▶ _REQUEST_
In your copy, reproduce the entries exactly as they are, minus the images.

▶ _INPUT FOR THIS TASK_
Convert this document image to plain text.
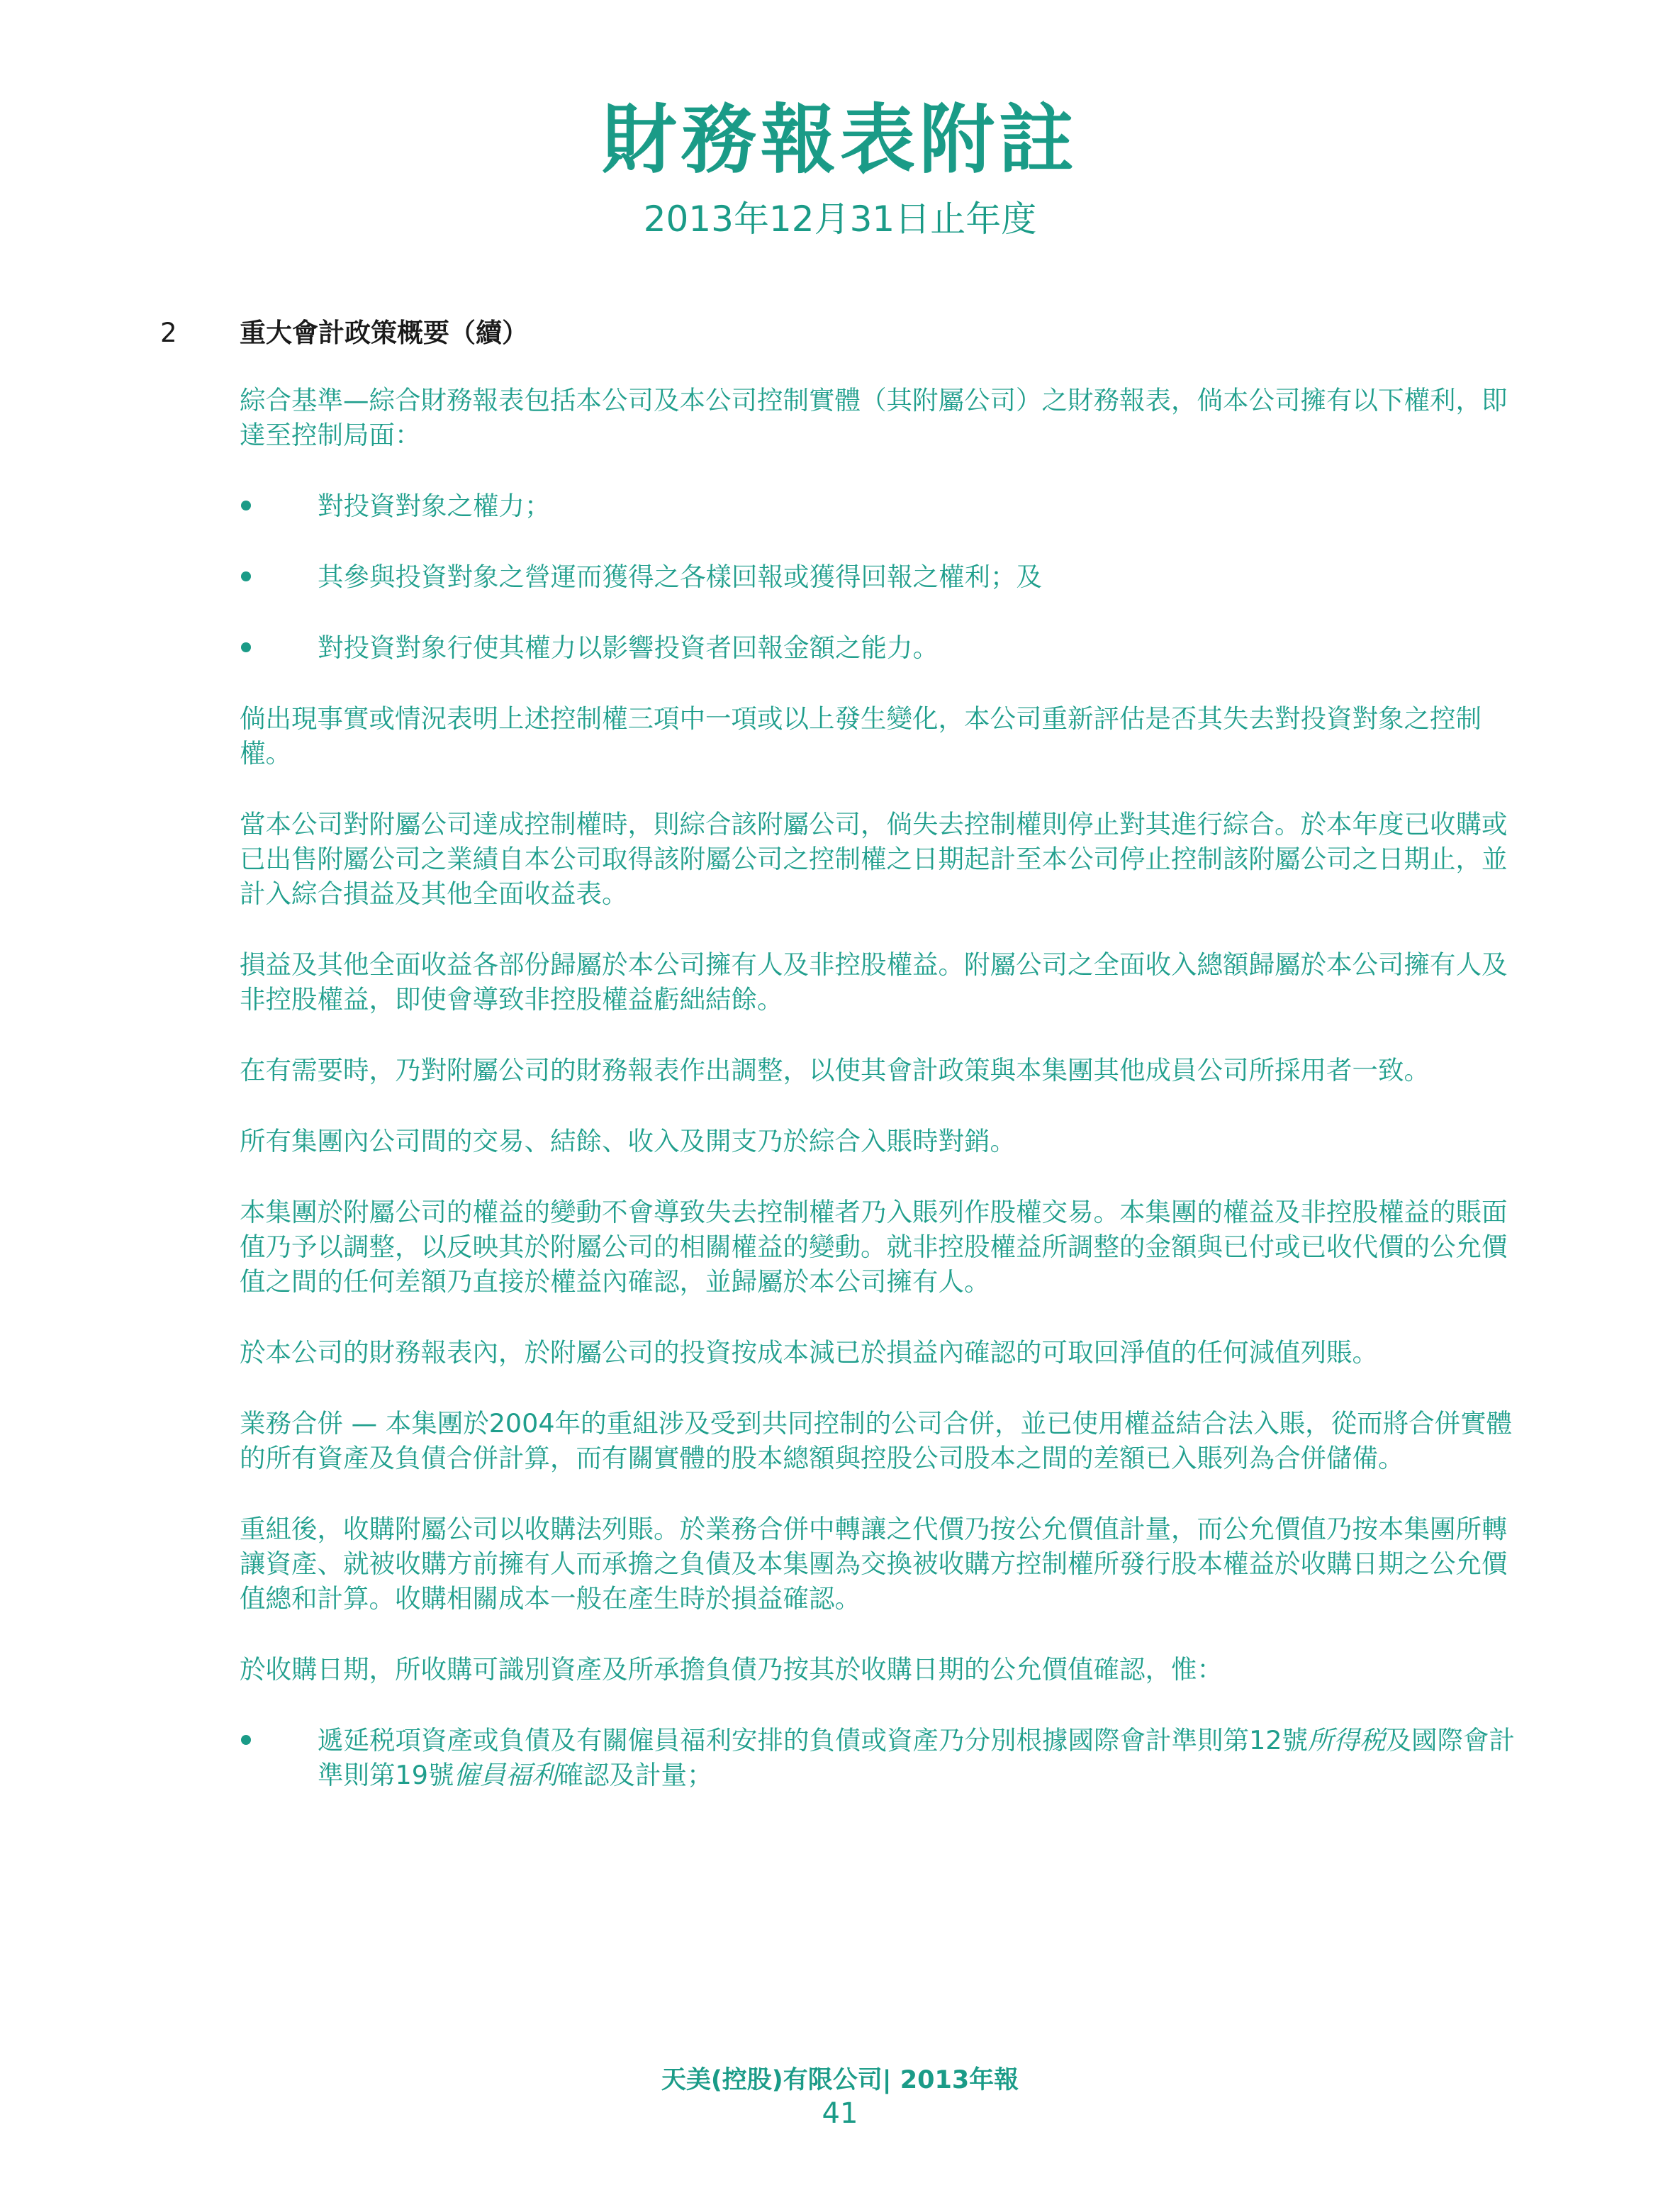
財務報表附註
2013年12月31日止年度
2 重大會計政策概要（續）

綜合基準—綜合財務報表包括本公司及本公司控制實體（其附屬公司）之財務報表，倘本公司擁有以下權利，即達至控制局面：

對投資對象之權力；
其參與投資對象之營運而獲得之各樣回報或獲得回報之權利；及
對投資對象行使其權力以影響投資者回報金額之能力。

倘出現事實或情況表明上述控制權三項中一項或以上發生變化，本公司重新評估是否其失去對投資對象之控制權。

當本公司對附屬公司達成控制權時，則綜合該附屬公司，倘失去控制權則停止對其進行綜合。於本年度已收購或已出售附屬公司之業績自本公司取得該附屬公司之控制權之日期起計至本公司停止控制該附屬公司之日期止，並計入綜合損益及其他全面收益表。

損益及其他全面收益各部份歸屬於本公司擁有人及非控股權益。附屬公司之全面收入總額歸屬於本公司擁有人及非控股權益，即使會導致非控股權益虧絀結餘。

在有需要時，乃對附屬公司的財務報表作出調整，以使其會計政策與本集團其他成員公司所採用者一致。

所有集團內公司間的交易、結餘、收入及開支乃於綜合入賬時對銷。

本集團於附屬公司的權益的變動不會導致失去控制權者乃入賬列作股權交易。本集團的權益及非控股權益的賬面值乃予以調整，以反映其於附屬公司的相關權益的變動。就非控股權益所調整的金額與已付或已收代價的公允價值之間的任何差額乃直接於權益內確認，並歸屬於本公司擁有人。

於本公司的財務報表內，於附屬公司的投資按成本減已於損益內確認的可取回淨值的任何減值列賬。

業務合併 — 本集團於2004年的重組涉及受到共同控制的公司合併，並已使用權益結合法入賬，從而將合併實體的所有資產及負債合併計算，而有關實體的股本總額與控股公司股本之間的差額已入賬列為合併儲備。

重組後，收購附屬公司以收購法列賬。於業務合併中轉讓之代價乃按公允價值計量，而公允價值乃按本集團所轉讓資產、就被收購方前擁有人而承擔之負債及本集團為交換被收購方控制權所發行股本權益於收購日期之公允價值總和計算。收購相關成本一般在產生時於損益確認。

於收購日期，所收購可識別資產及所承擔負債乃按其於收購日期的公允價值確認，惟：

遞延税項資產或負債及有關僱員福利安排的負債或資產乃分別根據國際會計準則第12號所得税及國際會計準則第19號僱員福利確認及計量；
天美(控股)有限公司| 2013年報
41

▶ _EXPECTED ANSWER_
Convert this document image to plain text.
財務報表附註
2013年12月31日止年度
2 重大會計政策概要（續）

綜合基準—綜合財務報表包括本公司及本公司控制實體（其附屬公司）之財務報表，倘本公司擁有以下權利，即達至控制局面：

對投資對象之權力；
其參與投資對象之營運而獲得之各樣回報或獲得回報之權利；及
對投資對象行使其權力以影響投資者回報金額之能力。

倘出現事實或情況表明上述控制權三項中一項或以上發生變化，本公司重新評估是否其失去對投資對象之控制權。

當本公司對附屬公司達成控制權時，則綜合該附屬公司，倘失去控制權則停止對其進行綜合。於本年度已收購或已出售附屬公司之業績自本公司取得該附屬公司之控制權之日期起計至本公司停止控制該附屬公司之日期止，並計入綜合損益及其他全面收益表。

損益及其他全面收益各部份歸屬於本公司擁有人及非控股權益。附屬公司之全面收入總額歸屬於本公司擁有人及非控股權益，即使會導致非控股權益虧絀結餘。

在有需要時，乃對附屬公司的財務報表作出調整，以使其會計政策與本集團其他成員公司所採用者一致。

所有集團內公司間的交易、結餘、收入及開支乃於綜合入賬時對銷。

本集團於附屬公司的權益的變動不會導致失去控制權者乃入賬列作股權交易。本集團的權益及非控股權益的賬面值乃予以調整，以反映其於附屬公司的相關權益的變動。就非控股權益所調整的金額與已付或已收代價的公允價值之間的任何差額乃直接於權益內確認，並歸屬於本公司擁有人。

於本公司的財務報表內，於附屬公司的投資按成本減已於損益內確認的可取回淨值的任何減值列賬。

業務合併 — 本集團於2004年的重組涉及受到共同控制的公司合併，並已使用權益結合法入賬，從而將合併實體的所有資產及負債合併計算，而有關實體的股本總額與控股公司股本之間的差額已入賬列為合併儲備。

重組後，收購附屬公司以收購法列賬。於業務合併中轉讓之代價乃按公允價值計量，而公允價值乃按本集團所轉讓資產、就被收購方前擁有人而承擔之負債及本集團為交換被收購方控制權所發行股本權益於收購日期之公允價值總和計算。收購相關成本一般在產生時於損益確認。

於收購日期，所收購可識別資產及所承擔負債乃按其於收購日期的公允價值確認，惟：

遞延税項資產或負債及有關僱員福利安排的負債或資產乃分別根據國際會計準則第12號所得税及國際會計準則第19號僱員福利確認及計量；
天美(控股)有限公司| 2013年報
41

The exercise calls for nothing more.